Data records:
####################

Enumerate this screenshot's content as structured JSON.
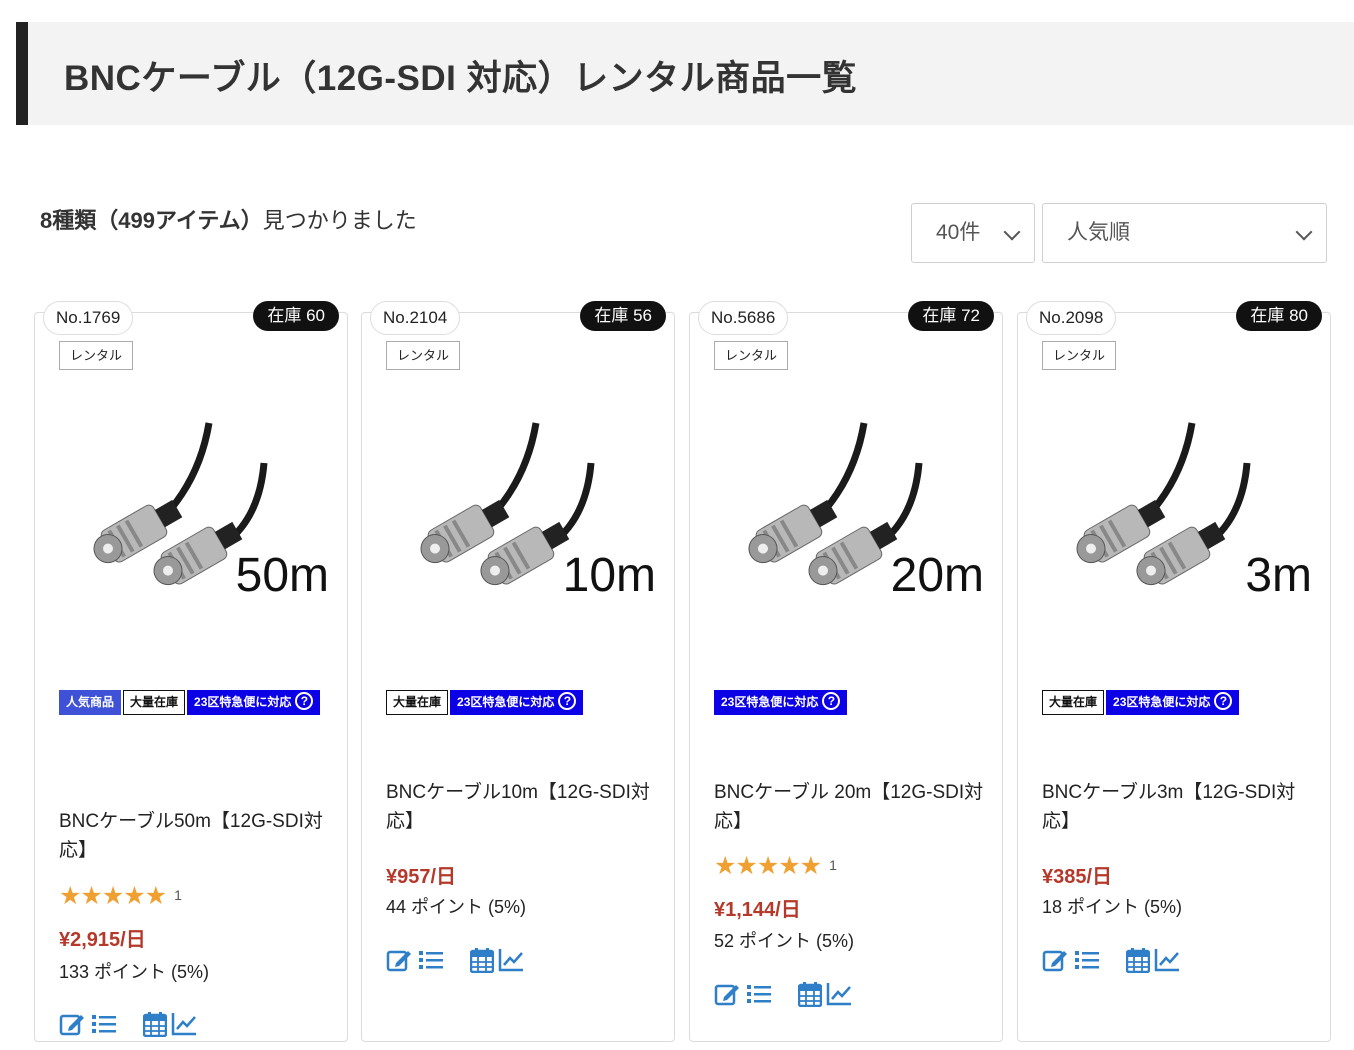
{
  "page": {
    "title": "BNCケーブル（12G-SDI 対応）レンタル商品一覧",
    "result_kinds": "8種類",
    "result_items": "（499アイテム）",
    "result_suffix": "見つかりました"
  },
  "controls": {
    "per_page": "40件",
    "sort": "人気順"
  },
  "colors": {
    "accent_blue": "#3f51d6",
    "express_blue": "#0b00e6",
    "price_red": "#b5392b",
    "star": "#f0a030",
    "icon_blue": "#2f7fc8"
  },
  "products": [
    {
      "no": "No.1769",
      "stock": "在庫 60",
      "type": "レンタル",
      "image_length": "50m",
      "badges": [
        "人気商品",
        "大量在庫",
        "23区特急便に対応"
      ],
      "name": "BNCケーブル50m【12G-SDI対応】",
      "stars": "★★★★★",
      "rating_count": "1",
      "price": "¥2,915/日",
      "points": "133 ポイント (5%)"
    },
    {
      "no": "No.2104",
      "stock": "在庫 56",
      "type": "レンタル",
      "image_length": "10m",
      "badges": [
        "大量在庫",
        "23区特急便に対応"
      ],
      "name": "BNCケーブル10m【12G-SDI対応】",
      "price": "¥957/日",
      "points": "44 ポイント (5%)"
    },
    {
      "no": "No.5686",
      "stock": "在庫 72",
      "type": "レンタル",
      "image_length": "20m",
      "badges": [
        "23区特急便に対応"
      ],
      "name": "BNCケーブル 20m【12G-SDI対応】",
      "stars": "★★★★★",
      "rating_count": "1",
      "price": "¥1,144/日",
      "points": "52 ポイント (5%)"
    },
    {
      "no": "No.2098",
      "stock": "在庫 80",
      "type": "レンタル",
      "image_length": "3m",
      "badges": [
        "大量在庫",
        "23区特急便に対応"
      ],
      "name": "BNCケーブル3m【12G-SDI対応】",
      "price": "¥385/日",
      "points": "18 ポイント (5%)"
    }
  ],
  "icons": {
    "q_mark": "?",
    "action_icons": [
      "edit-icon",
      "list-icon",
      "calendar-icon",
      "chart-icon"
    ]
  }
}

####################

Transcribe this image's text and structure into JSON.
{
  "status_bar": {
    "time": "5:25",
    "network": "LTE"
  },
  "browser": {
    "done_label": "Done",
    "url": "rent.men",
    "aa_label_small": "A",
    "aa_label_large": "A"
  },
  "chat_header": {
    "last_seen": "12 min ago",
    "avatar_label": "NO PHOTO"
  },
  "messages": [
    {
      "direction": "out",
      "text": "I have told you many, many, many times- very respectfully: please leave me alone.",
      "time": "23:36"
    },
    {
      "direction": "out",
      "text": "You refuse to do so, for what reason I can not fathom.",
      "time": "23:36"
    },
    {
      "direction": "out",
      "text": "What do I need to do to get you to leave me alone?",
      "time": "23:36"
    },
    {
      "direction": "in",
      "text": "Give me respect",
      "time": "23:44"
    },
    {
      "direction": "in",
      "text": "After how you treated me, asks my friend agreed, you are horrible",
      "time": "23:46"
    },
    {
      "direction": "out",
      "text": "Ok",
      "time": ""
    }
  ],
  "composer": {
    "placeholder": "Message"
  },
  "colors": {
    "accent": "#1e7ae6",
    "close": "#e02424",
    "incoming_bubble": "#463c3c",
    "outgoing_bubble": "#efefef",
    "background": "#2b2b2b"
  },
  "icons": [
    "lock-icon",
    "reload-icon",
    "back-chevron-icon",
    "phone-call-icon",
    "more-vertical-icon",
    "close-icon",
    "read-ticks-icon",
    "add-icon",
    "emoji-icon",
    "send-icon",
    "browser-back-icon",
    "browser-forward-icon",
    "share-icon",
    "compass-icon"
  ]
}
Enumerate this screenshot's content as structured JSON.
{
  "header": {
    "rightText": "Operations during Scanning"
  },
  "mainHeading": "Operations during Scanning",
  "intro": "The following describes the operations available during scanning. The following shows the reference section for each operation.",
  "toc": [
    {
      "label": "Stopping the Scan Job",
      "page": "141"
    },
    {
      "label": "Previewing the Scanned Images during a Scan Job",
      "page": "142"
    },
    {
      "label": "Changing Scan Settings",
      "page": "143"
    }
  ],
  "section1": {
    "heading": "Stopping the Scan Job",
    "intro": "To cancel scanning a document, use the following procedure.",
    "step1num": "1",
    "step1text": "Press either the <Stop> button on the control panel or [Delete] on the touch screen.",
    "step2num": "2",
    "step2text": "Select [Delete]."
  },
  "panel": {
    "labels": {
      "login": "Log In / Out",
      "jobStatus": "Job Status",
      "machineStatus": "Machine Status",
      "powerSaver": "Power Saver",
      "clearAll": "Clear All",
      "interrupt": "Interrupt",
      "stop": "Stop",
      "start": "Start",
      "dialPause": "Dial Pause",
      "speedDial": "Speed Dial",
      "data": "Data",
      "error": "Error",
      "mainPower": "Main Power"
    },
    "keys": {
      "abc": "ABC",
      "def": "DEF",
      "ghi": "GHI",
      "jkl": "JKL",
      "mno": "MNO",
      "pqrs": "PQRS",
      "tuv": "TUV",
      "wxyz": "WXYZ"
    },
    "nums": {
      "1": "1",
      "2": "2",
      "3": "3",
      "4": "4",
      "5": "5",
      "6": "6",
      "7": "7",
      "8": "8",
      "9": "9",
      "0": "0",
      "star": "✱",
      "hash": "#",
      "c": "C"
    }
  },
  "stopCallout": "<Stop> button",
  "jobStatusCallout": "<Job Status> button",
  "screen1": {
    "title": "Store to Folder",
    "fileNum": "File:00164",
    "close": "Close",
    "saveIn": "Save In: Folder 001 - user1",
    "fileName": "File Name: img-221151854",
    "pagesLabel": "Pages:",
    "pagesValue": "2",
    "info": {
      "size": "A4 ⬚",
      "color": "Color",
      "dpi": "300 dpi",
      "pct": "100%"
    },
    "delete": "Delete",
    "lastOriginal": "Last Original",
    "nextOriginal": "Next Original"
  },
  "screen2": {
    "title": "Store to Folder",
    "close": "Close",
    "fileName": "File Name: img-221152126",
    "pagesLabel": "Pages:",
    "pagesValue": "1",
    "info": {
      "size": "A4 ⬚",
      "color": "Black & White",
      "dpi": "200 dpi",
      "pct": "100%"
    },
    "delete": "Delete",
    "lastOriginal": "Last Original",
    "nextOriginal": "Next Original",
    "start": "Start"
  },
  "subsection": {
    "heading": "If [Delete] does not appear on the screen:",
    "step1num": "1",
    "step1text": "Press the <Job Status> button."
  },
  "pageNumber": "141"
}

####################

*Given problem*. Copy every line of the records above that holds the word "close".

*Full output*.
    "close": "#e02424",
    "close-icon",
    "close": "Close",
    "close": "Close",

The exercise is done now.